Exercise details.
Can you transcribe every entry word for word, skipping the images?

Given data.
>> Begin

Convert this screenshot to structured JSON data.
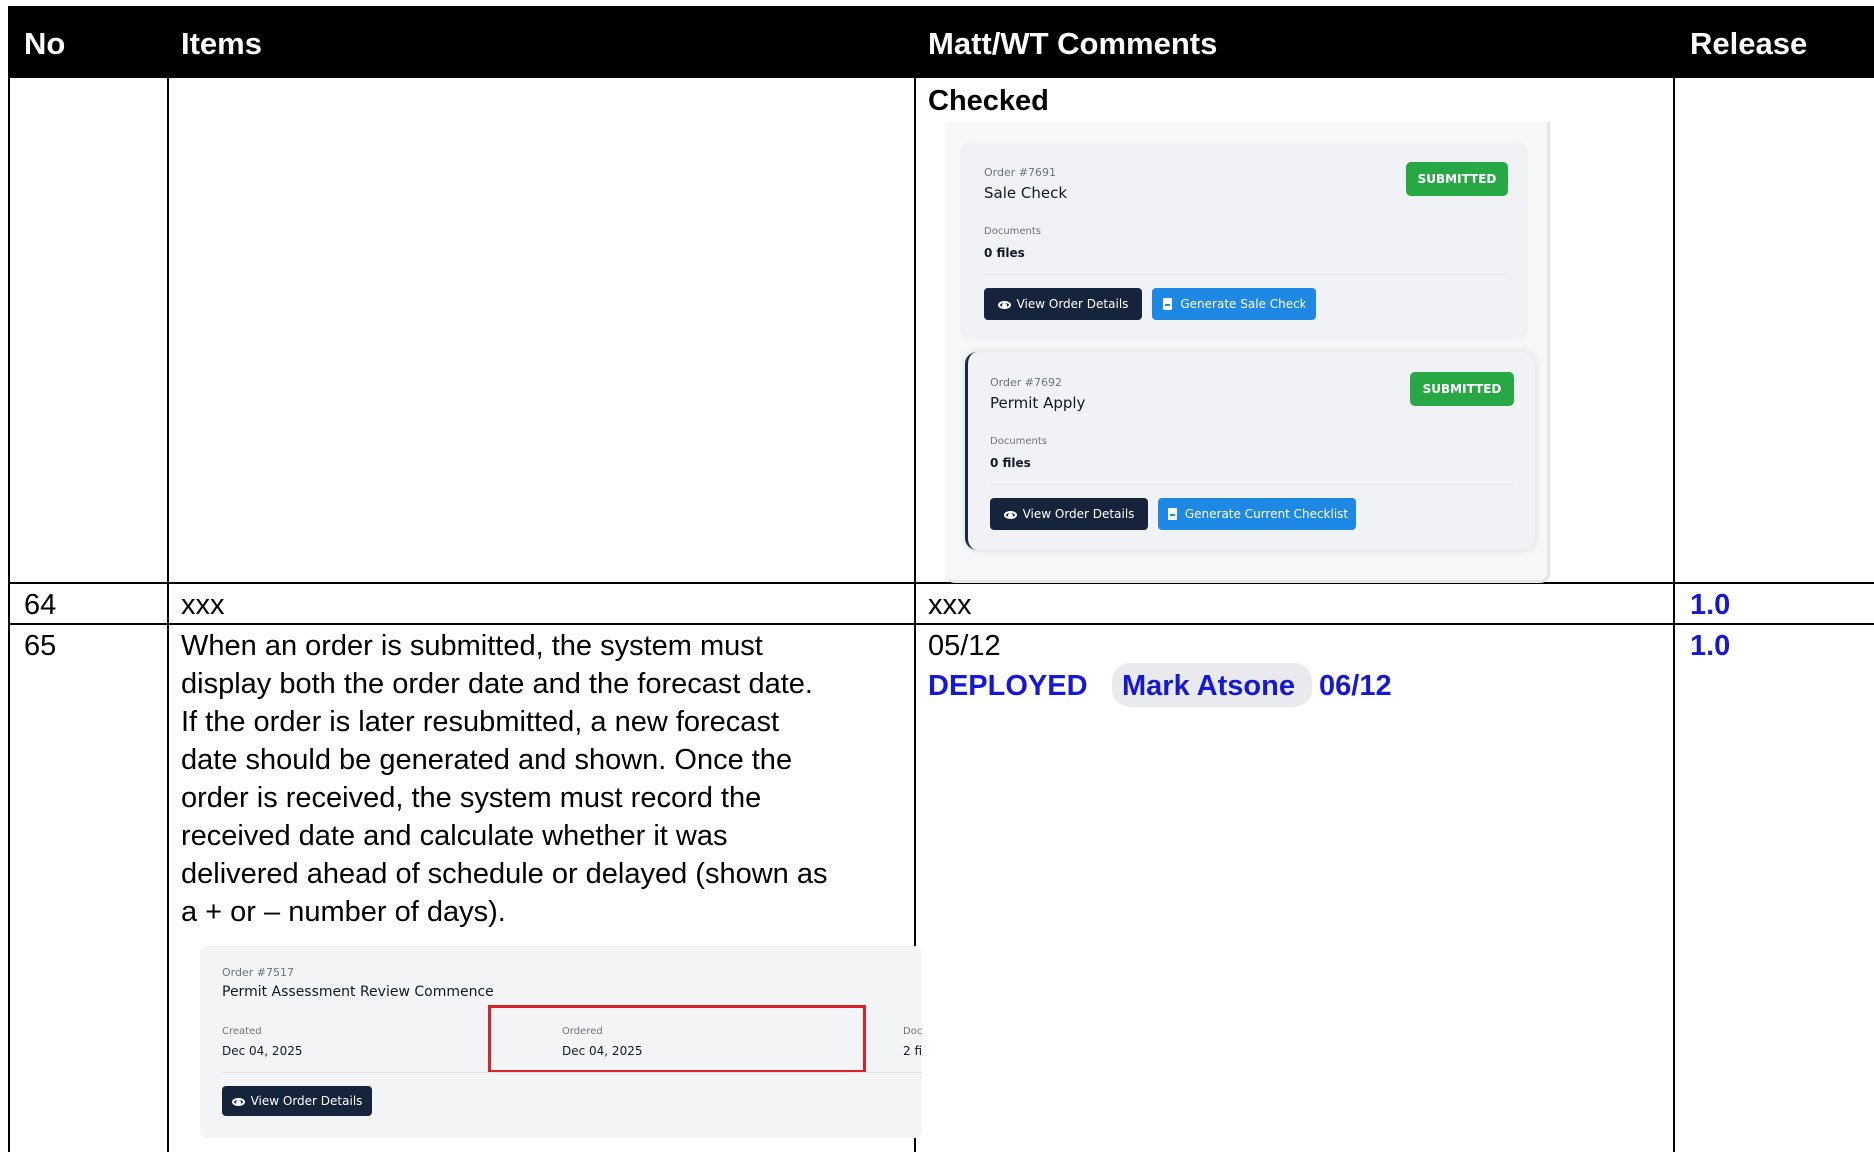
{
  "header": {
    "no": "No",
    "items": "Items",
    "comments": "Matt/WT Comments",
    "release": "Release"
  },
  "row_top": {
    "comment_heading": "Checked",
    "cards": [
      {
        "order": "Order #7691",
        "title": "Sale Check",
        "docs_label": "Documents",
        "docs_value": "0 files",
        "status": "SUBMITTED",
        "view_button": "View Order Details",
        "action_button": "Generate Sale Check",
        "icons": [
          "eye-icon",
          "document-icon"
        ]
      },
      {
        "order": "Order #7692",
        "title": "Permit Apply",
        "docs_label": "Documents",
        "docs_value": "0 files",
        "status": "SUBMITTED",
        "view_button": "View Order Details",
        "action_button": "Generate Current Checklist",
        "icons": [
          "eye-icon",
          "document-icon"
        ]
      }
    ]
  },
  "row_64": {
    "no": "64",
    "item": "xxx",
    "comment": "xxx",
    "release": "1.0"
  },
  "row_65": {
    "no": "65",
    "item_lines": [
      "When an order is submitted, the system must",
      "display both the order date and the forecast date.",
      "If the order is later resubmitted, a new forecast",
      "date should be generated and shown. Once the",
      "order is received, the system must record the",
      "received date and calculate whether it was",
      "delivered ahead of schedule or delayed (shown as",
      "a + or – number of days)."
    ],
    "comment_date": "05/12",
    "deployed": "DEPLOYED",
    "person": "Mark Atsone",
    "deployed_date": "06/12",
    "release": "1.0",
    "screenshot": {
      "order": "Order #7517",
      "title": "Permit Assessment Review Commence",
      "created_label": "Created",
      "created_value": "Dec 04, 2025",
      "ordered_label": "Ordered",
      "ordered_value": "Dec 04, 2025",
      "docs_label": "Doc",
      "docs_value": "2 fi",
      "view_button": "View Order Details"
    }
  },
  "colors": {
    "header_bg": "#000000",
    "release_blue": "#1518d6",
    "badge_green": "#28a745",
    "button_dark": "#15243b",
    "button_blue": "#1e88e5",
    "highlight_red": "#d8232a"
  }
}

>> End

Output of the exercise.
Convert this screenshot to structured JSON data.
{
  "header": {
    "no": "No",
    "items": "Items",
    "comments": "Matt/WT Comments",
    "release": "Release"
  },
  "row_top": {
    "comment_heading": "Checked",
    "cards": [
      {
        "order": "Order #7691",
        "title": "Sale Check",
        "docs_label": "Documents",
        "docs_value": "0 files",
        "status": "SUBMITTED",
        "view_button": "View Order Details",
        "action_button": "Generate Sale Check",
        "icons": [
          "eye-icon",
          "document-icon"
        ]
      },
      {
        "order": "Order #7692",
        "title": "Permit Apply",
        "docs_label": "Documents",
        "docs_value": "0 files",
        "status": "SUBMITTED",
        "view_button": "View Order Details",
        "action_button": "Generate Current Checklist",
        "icons": [
          "eye-icon",
          "document-icon"
        ]
      }
    ]
  },
  "row_64": {
    "no": "64",
    "item": "xxx",
    "comment": "xxx",
    "release": "1.0"
  },
  "row_65": {
    "no": "65",
    "item_lines": [
      "When an order is submitted, the system must",
      "display both the order date and the forecast date.",
      "If the order is later resubmitted, a new forecast",
      "date should be generated and shown. Once the",
      "order is received, the system must record the",
      "received date and calculate whether it was",
      "delivered ahead of schedule or delayed (shown as",
      "a + or – number of days)."
    ],
    "comment_date": "05/12",
    "deployed": "DEPLOYED",
    "person": "Mark Atsone",
    "deployed_date": "06/12",
    "release": "1.0",
    "screenshot": {
      "order": "Order #7517",
      "title": "Permit Assessment Review Commence",
      "created_label": "Created",
      "created_value": "Dec 04, 2025",
      "ordered_label": "Ordered",
      "ordered_value": "Dec 04, 2025",
      "docs_label": "Doc",
      "docs_value": "2 fi",
      "view_button": "View Order Details"
    }
  },
  "colors": {
    "header_bg": "#000000",
    "release_blue": "#1518d6",
    "badge_green": "#28a745",
    "button_dark": "#15243b",
    "button_blue": "#1e88e5",
    "highlight_red": "#d8232a"
  }
}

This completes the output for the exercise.